TASK PROMPT: Find every row below that contains the word "horizontal" and copy each of those rows in full.

:: RECORD SET ::

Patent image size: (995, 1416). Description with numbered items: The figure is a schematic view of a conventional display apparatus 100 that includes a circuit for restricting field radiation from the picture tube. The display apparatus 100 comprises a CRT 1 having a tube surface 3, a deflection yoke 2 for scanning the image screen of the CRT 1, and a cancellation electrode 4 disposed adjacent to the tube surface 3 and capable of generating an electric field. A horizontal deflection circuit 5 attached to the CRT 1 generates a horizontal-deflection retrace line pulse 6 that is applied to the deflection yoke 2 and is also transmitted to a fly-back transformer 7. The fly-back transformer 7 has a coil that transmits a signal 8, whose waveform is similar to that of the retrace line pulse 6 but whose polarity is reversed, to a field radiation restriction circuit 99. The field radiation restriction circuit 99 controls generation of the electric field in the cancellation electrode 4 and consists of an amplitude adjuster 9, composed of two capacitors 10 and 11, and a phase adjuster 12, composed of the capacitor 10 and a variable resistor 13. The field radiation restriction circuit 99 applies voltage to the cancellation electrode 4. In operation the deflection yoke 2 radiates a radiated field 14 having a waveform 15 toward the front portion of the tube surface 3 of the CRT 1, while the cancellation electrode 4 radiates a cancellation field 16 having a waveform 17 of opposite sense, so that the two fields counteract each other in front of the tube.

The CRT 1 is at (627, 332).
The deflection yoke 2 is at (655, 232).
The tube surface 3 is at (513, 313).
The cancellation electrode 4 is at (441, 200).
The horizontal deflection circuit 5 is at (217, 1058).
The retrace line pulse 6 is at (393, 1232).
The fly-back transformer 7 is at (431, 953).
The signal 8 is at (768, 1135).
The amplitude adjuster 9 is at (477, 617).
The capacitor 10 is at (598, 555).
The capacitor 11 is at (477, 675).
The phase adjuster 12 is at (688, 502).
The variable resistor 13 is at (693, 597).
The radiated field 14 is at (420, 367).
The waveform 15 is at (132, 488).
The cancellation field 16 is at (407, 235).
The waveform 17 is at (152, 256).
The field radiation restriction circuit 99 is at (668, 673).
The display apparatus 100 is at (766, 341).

:::

COMPLETE OUTPUT:
Patent image size: (995, 1416). Description with numbered items: The figure is a schematic view of a conventional display apparatus 100 that includes a circuit for restricting field radiation from the picture tube. The display apparatus 100 comprises a CRT 1 having a tube surface 3, a deflection yoke 2 for scanning the image screen of the CRT 1, and a cancellation electrode 4 disposed adjacent to the tube surface 3 and capable of generating an electric field. A horizontal deflection circuit 5 attached to the CRT 1 generates a horizontal-deflection retrace line pulse 6 that is applied to the deflection yoke 2 and is also transmitted to a fly-back transformer 7. The fly-back transformer 7 has a coil that transmits a signal 8, whose waveform is similar to that of the retrace line pulse 6 but whose polarity is reversed, to a field radiation restriction circuit 99. The field radiation restriction circuit 99 controls generation of the electric field in the cancellation electrode 4 and consists of an amplitude adjuster 9, composed of two capacitors 10 and 11, and a phase adjuster 12, composed of the capacitor 10 and a variable resistor 13. The field radiation restriction circuit 99 applies voltage to the cancellation electrode 4. In operation the deflection yoke 2 radiates a radiated field 14 having a waveform 15 toward the front portion of the tube surface 3 of the CRT 1, while the cancellation electrode 4 radiates a cancellation field 16 having a waveform 17 of opposite sense, so that the two fields counteract each other in front of the tube.
The horizontal deflection circuit 5 is at (217, 1058).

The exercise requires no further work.